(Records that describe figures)

"""

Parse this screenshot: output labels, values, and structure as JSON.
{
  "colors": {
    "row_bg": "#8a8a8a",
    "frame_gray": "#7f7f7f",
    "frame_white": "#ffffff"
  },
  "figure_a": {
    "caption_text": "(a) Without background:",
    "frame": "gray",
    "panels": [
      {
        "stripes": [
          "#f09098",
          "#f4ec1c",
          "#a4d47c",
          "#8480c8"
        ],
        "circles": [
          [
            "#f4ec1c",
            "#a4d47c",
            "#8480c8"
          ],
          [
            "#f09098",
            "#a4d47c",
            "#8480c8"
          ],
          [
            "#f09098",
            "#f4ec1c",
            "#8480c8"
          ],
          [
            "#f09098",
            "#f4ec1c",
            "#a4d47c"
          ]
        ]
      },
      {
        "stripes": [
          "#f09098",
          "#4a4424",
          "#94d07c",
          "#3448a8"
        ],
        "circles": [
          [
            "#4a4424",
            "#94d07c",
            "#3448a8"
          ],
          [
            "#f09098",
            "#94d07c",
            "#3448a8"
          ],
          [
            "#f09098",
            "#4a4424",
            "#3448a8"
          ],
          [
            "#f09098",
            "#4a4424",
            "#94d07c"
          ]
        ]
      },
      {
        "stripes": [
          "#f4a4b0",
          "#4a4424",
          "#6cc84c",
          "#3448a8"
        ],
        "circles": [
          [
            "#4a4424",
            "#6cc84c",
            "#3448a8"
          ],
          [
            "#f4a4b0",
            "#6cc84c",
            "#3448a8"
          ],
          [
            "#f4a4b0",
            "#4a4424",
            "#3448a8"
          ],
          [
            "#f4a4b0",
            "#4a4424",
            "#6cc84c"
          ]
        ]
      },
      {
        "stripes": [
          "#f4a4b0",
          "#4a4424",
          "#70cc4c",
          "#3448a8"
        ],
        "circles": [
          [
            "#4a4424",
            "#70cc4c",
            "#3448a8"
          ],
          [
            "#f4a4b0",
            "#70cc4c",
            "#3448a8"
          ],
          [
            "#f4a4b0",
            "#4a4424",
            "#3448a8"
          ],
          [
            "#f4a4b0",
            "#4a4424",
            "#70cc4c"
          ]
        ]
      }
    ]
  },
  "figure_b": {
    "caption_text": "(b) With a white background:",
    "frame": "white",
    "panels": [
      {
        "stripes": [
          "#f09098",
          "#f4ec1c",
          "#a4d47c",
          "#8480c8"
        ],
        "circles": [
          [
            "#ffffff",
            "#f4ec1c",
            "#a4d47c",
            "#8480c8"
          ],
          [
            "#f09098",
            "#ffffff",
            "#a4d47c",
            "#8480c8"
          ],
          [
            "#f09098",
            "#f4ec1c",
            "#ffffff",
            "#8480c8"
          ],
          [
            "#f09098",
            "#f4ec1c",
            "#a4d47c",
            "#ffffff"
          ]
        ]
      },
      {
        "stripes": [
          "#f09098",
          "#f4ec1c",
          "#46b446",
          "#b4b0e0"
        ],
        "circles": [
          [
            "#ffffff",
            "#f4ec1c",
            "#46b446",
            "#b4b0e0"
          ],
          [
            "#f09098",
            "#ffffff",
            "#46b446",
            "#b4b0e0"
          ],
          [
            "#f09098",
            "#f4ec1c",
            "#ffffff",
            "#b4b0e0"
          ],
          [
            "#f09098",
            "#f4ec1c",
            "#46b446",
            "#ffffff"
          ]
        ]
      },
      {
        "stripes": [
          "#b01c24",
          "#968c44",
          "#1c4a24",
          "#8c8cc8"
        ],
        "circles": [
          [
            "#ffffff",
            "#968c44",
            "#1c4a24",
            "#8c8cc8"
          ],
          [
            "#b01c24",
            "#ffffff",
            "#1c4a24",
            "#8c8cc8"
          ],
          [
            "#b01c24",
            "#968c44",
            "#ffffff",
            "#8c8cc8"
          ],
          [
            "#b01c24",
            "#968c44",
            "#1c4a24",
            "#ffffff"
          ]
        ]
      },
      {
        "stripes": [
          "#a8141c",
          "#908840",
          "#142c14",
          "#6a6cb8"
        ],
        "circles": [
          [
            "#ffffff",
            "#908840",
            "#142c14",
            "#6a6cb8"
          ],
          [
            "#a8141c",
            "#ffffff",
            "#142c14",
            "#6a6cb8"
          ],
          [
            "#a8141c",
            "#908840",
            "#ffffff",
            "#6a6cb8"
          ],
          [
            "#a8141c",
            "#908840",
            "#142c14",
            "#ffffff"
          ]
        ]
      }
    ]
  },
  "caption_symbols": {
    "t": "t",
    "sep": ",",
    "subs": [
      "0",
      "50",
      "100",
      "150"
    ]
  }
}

"""

#### [SHORT TASK]
Return all the data exactly as given.

#### [COMPLETED EXERCISE]
Parse this screenshot: output labels, values, and structure as JSON.
{
  "colors": {
    "row_bg": "#8a8a8a",
    "frame_gray": "#7f7f7f",
    "frame_white": "#ffffff"
  },
  "figure_a": {
    "caption_text": "(a) Without background:",
    "frame": "gray",
    "panels": [
      {
        "stripes": [
          "#f09098",
          "#f4ec1c",
          "#a4d47c",
          "#8480c8"
        ],
        "circles": [
          [
            "#f4ec1c",
            "#a4d47c",
            "#8480c8"
          ],
          [
            "#f09098",
            "#a4d47c",
            "#8480c8"
          ],
          [
            "#f09098",
            "#f4ec1c",
            "#8480c8"
          ],
          [
            "#f09098",
            "#f4ec1c",
            "#a4d47c"
          ]
        ]
      },
      {
        "stripes": [
          "#f09098",
          "#4a4424",
          "#94d07c",
          "#3448a8"
        ],
        "circles": [
          [
            "#4a4424",
            "#94d07c",
            "#3448a8"
          ],
          [
            "#f09098",
            "#94d07c",
            "#3448a8"
          ],
          [
            "#f09098",
            "#4a4424",
            "#3448a8"
          ],
          [
            "#f09098",
            "#4a4424",
            "#94d07c"
          ]
        ]
      },
      {
        "stripes": [
          "#f4a4b0",
          "#4a4424",
          "#6cc84c",
          "#3448a8"
        ],
        "circles": [
          [
            "#4a4424",
            "#6cc84c",
            "#3448a8"
          ],
          [
            "#f4a4b0",
            "#6cc84c",
            "#3448a8"
          ],
          [
            "#f4a4b0",
            "#4a4424",
            "#3448a8"
          ],
          [
            "#f4a4b0",
            "#4a4424",
            "#6cc84c"
          ]
        ]
      },
      {
        "stripes": [
          "#f4a4b0",
          "#4a4424",
          "#70cc4c",
          "#3448a8"
        ],
        "circles": [
          [
            "#4a4424",
            "#70cc4c",
            "#3448a8"
          ],
          [
            "#f4a4b0",
            "#70cc4c",
            "#3448a8"
          ],
          [
            "#f4a4b0",
            "#4a4424",
            "#3448a8"
          ],
          [
            "#f4a4b0",
            "#4a4424",
            "#70cc4c"
          ]
        ]
      }
    ]
  },
  "figure_b": {
    "caption_text": "(b) With a white background:",
    "frame": "white",
    "panels": [
      {
        "stripes": [
          "#f09098",
          "#f4ec1c",
          "#a4d47c",
          "#8480c8"
        ],
        "circles": [
          [
            "#ffffff",
            "#f4ec1c",
            "#a4d47c",
            "#8480c8"
          ],
          [
            "#f09098",
            "#ffffff",
            "#a4d47c",
            "#8480c8"
          ],
          [
            "#f09098",
            "#f4ec1c",
            "#ffffff",
            "#8480c8"
          ],
          [
            "#f09098",
            "#f4ec1c",
            "#a4d47c",
            "#ffffff"
          ]
        ]
      },
      {
        "stripes": [
          "#f09098",
          "#f4ec1c",
          "#46b446",
          "#b4b0e0"
        ],
        "circles": [
          [
            "#ffffff",
            "#f4ec1c",
            "#46b446",
            "#b4b0e0"
          ],
          [
            "#f09098",
            "#ffffff",
            "#46b446",
            "#b4b0e0"
          ],
          [
            "#f09098",
            "#f4ec1c",
            "#ffffff",
            "#b4b0e0"
          ],
          [
            "#f09098",
            "#f4ec1c",
            "#46b446",
            "#ffffff"
          ]
        ]
      },
      {
        "stripes": [
          "#b01c24",
          "#968c44",
          "#1c4a24",
          "#8c8cc8"
        ],
        "circles": [
          [
            "#ffffff",
            "#968c44",
            "#1c4a24",
            "#8c8cc8"
          ],
          [
            "#b01c24",
            "#ffffff",
            "#1c4a24",
            "#8c8cc8"
          ],
          [
            "#b01c24",
            "#968c44",
            "#ffffff",
            "#8c8cc8"
          ],
          [
            "#b01c24",
            "#968c44",
            "#1c4a24",
            "#ffffff"
          ]
        ]
      },
      {
        "stripes": [
          "#a8141c",
          "#908840",
          "#142c14",
          "#6a6cb8"
        ],
        "circles": [
          [
            "#ffffff",
            "#908840",
            "#142c14",
            "#6a6cb8"
          ],
          [
            "#a8141c",
            "#ffffff",
            "#142c14",
            "#6a6cb8"
          ],
          [
            "#a8141c",
            "#908840",
            "#ffffff",
            "#6a6cb8"
          ],
          [
            "#a8141c",
            "#908840",
            "#142c14",
            "#ffffff"
          ]
        ]
      }
    ]
  },
  "caption_symbols": {
    "t": "t",
    "sep": ",",
    "subs": [
      "0",
      "50",
      "100",
      "150"
    ]
  }
}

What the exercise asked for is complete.